All the data must come back unchanged, except that pictures are left out.

- **Material provided**:
-- Start --

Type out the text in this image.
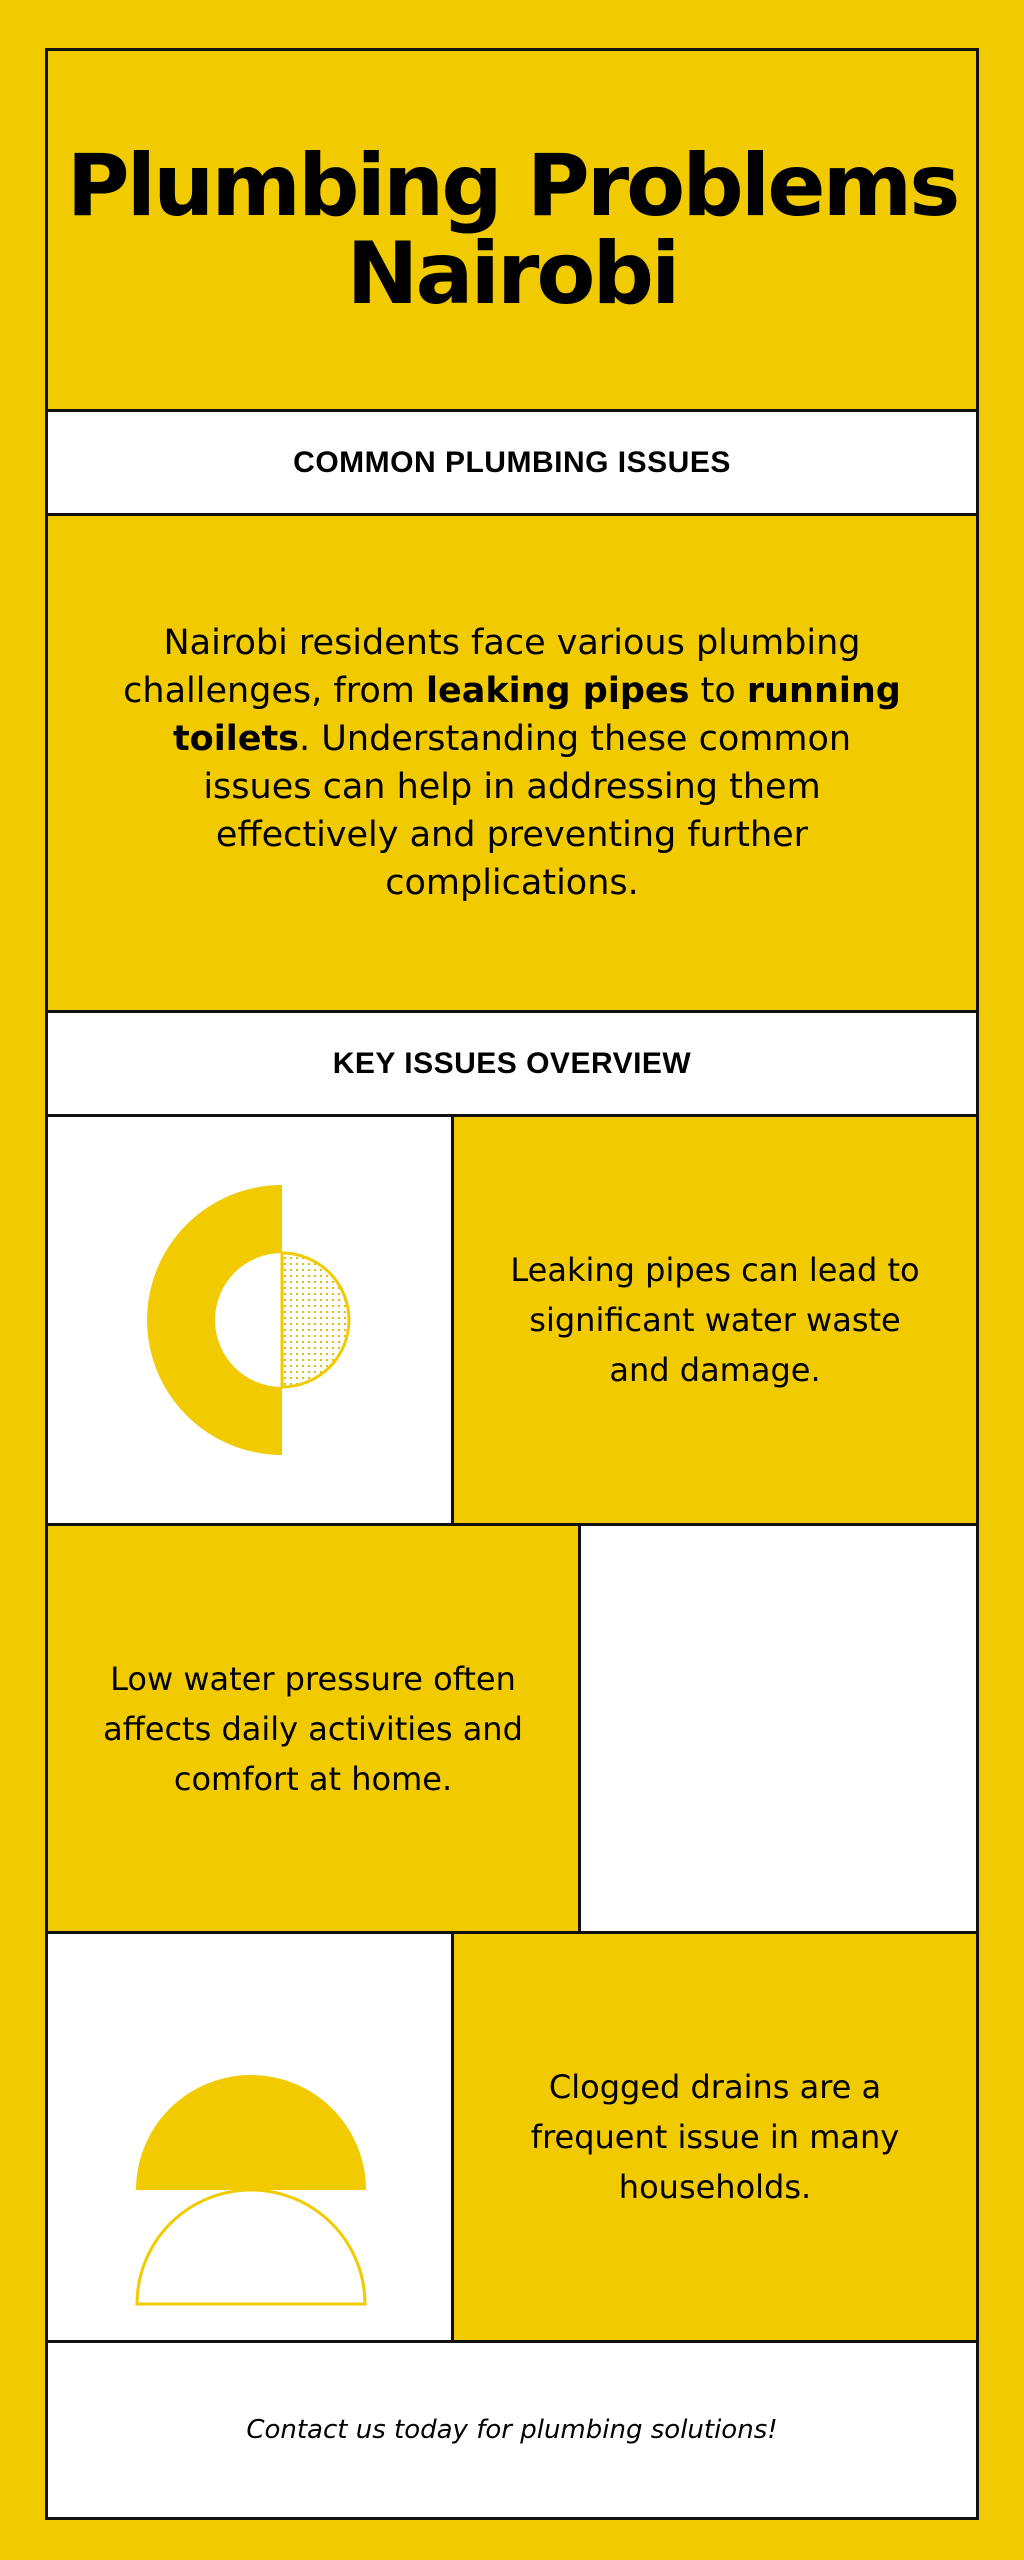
Plumbing Problems Nairobi
COMMON PLUMBING ISSUES

Nairobi residents face various plumbing challenges, from leaking pipes to running toilets. Understanding these common issues can help in addressing them effectively and preventing further complications.

KEY ISSUES OVERVIEW
Leaking pipes can lead to significant water waste and damage.
Low water pressure often affects daily activities and comfort at home.
Clogged drains are a frequent issue in many households.
Contact us today for plumbing solutions!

-- End --

- **Response**:
Type out the text in this image.
Plumbing Problems Nairobi
COMMON PLUMBING ISSUES

Nairobi residents face various plumbing challenges, from leaking pipes to running toilets. Understanding these common issues can help in addressing them effectively and preventing further complications.

KEY ISSUES OVERVIEW
Leaking pipes can lead to significant water waste and damage.
Low water pressure often affects daily activities and comfort at home.
Clogged drains are a frequent issue in many households.
Contact us today for plumbing solutions!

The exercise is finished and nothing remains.